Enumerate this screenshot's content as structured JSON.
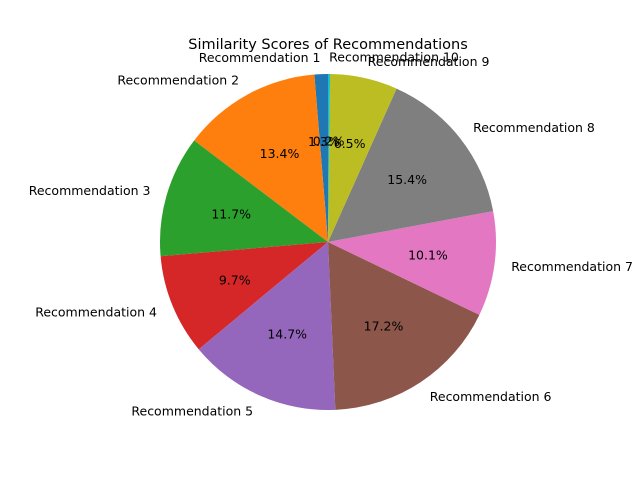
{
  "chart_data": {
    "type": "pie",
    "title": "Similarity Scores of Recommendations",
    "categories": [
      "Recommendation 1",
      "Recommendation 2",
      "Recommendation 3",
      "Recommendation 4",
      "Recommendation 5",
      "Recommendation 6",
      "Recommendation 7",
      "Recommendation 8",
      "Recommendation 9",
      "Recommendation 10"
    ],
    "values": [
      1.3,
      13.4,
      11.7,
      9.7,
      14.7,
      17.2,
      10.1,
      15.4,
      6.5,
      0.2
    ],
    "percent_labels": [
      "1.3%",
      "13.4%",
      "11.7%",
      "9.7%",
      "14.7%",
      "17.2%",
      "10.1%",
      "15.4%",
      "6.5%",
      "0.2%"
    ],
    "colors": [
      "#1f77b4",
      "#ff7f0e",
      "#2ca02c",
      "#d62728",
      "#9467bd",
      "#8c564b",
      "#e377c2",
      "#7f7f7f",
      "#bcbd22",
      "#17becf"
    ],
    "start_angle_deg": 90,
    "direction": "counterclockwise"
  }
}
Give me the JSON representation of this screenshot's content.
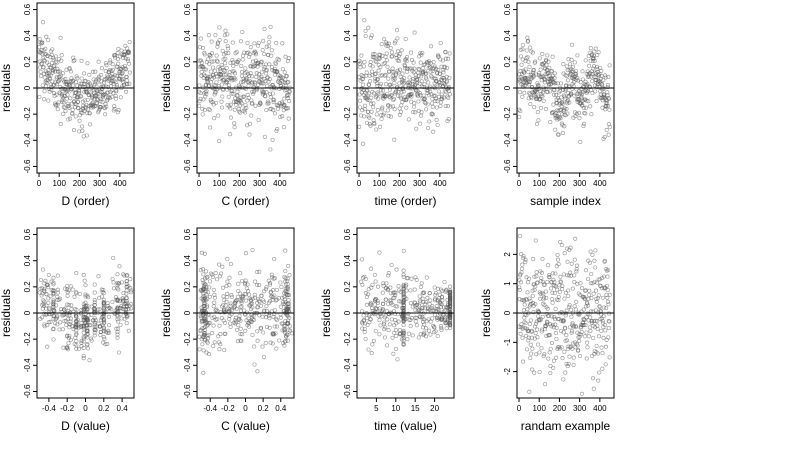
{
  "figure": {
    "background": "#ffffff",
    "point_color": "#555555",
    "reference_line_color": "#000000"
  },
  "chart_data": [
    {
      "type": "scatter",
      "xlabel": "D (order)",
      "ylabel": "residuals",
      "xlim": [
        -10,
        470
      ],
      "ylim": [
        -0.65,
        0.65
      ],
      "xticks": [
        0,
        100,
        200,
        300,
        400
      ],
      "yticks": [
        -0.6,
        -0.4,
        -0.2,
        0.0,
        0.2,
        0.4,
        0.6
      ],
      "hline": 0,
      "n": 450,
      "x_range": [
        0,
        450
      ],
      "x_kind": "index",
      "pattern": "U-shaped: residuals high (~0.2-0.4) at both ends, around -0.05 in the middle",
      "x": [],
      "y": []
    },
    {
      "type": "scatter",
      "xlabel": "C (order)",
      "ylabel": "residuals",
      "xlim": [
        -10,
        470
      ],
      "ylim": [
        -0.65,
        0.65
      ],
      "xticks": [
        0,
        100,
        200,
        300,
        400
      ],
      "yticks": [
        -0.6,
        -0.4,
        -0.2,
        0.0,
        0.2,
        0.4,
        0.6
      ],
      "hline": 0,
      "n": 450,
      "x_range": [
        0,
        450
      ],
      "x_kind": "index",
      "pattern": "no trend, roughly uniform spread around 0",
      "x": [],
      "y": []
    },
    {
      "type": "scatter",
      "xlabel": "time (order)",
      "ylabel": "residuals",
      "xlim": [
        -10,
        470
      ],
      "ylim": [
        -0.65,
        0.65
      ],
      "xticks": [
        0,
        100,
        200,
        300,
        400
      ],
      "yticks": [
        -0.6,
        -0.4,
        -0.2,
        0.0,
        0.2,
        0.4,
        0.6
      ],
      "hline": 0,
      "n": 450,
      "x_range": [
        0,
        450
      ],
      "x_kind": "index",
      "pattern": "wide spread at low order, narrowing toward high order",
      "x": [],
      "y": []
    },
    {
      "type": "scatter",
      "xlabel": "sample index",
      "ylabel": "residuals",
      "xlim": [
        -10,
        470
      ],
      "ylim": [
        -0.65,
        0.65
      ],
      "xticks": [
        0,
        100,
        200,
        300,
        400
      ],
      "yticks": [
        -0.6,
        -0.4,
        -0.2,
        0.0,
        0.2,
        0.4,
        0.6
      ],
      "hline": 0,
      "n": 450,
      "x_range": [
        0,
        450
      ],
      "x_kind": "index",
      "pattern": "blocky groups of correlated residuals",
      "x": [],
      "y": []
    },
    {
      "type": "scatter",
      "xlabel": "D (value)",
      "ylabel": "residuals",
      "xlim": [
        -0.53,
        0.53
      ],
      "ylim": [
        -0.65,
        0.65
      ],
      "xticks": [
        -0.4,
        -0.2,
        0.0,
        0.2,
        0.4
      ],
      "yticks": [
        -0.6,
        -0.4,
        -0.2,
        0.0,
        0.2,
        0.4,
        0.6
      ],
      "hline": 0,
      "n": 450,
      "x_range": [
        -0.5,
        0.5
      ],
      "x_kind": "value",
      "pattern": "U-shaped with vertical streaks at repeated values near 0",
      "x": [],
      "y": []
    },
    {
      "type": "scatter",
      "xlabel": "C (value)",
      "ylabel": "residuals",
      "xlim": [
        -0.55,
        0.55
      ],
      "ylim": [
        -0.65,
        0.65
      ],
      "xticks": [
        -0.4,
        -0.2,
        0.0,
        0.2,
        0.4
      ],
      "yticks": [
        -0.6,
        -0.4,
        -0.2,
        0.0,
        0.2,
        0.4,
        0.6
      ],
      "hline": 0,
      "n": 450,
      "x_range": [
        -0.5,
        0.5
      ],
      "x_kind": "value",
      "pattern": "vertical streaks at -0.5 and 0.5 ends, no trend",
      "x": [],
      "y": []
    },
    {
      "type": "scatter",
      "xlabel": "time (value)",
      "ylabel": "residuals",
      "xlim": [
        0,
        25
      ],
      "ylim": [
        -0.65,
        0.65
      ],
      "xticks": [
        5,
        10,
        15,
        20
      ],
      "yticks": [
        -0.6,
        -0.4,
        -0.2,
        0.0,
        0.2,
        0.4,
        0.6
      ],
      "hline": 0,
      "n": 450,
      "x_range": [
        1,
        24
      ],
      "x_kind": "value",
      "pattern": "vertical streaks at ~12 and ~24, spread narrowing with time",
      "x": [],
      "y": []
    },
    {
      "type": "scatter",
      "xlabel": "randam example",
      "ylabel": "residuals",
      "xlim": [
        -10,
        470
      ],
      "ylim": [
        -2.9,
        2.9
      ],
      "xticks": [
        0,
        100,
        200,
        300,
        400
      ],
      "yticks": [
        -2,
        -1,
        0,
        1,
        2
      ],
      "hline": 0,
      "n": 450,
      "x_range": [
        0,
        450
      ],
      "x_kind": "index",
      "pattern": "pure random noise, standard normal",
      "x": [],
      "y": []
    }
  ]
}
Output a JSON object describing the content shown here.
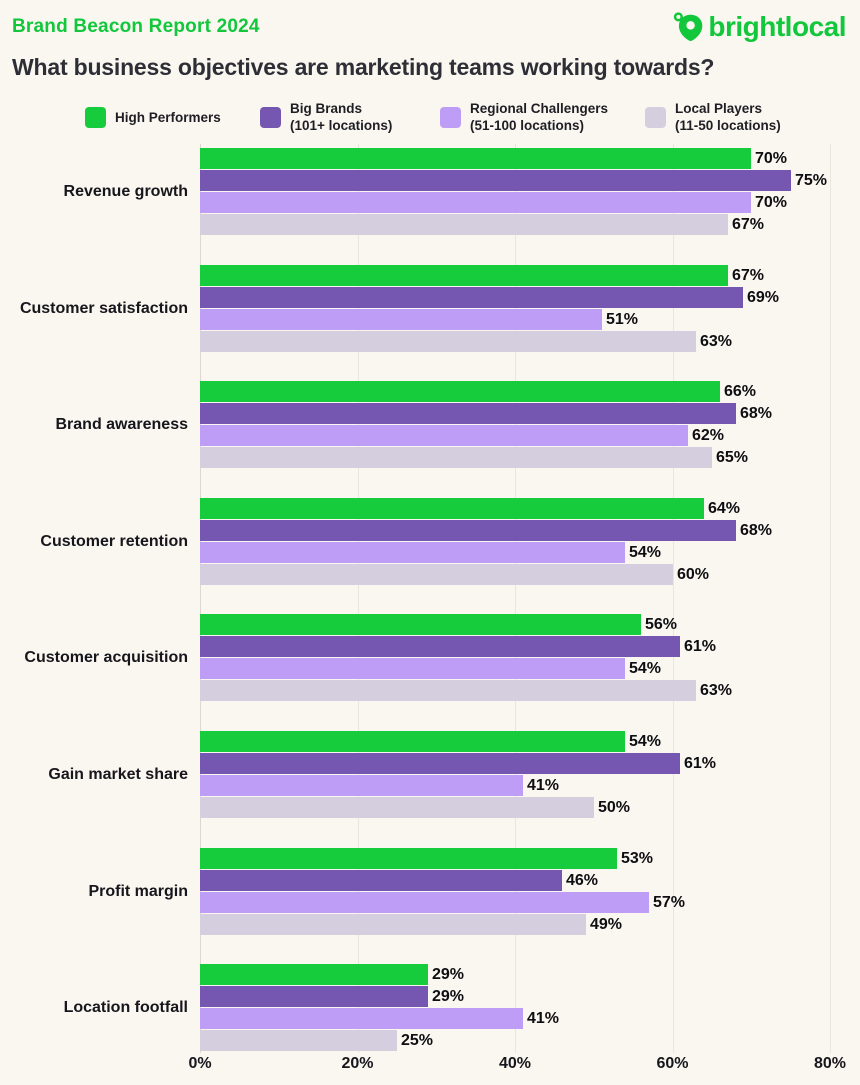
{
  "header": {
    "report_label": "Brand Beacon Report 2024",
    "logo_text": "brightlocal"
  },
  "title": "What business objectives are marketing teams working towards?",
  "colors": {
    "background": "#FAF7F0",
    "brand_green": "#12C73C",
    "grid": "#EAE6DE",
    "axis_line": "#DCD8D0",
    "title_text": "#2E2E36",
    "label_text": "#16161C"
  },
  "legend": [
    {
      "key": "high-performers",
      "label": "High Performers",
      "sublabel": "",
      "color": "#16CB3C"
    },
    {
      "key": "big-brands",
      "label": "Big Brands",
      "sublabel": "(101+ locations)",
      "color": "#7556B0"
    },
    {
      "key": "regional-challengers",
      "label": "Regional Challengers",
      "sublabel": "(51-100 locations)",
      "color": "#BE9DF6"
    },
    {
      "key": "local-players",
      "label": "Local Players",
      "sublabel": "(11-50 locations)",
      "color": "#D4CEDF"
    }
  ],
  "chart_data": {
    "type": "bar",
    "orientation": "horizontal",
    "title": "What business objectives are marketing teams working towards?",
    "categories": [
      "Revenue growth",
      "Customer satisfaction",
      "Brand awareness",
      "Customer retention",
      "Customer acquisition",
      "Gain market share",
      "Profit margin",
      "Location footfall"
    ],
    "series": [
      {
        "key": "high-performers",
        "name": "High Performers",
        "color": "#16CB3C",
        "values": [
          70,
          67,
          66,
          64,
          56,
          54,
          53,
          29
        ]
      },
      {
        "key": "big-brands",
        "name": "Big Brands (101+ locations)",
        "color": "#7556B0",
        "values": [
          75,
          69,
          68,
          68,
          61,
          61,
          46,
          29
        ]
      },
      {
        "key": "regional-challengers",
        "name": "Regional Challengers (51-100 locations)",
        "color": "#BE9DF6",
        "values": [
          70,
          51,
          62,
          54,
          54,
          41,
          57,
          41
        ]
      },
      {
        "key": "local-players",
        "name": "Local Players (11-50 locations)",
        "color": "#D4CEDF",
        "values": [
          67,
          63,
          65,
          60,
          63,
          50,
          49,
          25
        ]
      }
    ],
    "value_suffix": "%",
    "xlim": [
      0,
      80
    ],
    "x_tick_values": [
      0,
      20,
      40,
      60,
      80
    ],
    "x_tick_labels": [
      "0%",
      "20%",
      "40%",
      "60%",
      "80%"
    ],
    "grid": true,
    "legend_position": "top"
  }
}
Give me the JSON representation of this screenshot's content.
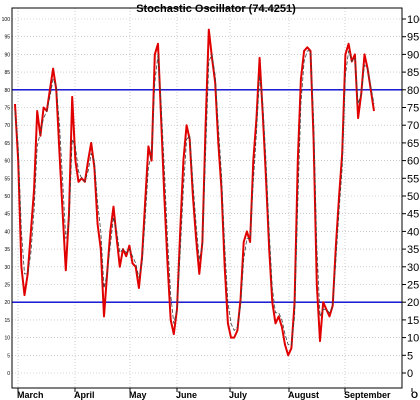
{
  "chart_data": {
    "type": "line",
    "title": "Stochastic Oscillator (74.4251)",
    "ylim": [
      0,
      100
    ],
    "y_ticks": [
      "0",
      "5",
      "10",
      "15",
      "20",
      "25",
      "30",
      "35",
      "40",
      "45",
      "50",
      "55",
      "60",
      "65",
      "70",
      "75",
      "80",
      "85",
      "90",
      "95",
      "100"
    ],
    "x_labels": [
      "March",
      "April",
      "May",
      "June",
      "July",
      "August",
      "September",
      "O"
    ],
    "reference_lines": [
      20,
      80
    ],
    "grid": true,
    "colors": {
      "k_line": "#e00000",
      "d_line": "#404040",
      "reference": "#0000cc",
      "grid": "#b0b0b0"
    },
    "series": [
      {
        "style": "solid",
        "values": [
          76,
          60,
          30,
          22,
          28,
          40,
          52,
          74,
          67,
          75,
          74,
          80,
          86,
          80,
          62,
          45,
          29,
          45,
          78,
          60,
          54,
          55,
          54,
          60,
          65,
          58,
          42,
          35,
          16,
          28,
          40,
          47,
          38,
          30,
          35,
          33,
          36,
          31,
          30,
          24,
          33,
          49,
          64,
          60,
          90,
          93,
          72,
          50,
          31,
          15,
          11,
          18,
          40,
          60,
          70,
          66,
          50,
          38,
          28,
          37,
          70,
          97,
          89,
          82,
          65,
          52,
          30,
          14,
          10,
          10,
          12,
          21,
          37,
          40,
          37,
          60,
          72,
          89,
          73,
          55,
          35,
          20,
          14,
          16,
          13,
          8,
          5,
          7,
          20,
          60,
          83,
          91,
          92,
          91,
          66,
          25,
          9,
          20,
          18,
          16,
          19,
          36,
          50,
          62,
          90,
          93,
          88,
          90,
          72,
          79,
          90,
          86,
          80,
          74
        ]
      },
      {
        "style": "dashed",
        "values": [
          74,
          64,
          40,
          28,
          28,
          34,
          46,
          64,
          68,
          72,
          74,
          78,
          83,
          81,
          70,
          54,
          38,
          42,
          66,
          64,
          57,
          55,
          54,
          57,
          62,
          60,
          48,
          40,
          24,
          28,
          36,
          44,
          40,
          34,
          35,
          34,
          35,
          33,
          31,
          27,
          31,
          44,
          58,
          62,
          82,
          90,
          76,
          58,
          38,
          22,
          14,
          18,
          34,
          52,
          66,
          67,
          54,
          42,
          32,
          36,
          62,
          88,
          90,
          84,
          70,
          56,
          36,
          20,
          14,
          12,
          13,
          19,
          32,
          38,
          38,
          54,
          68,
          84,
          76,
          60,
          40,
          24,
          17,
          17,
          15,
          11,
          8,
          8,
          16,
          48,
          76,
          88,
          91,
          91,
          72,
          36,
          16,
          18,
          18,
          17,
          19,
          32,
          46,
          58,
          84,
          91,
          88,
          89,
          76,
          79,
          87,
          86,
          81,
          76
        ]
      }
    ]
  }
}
# # # #
Description of the task: Each line above that includes "background" should be shown.

Exercise response:
    "background": "#ffffff",
    "background": "#FAF7F0",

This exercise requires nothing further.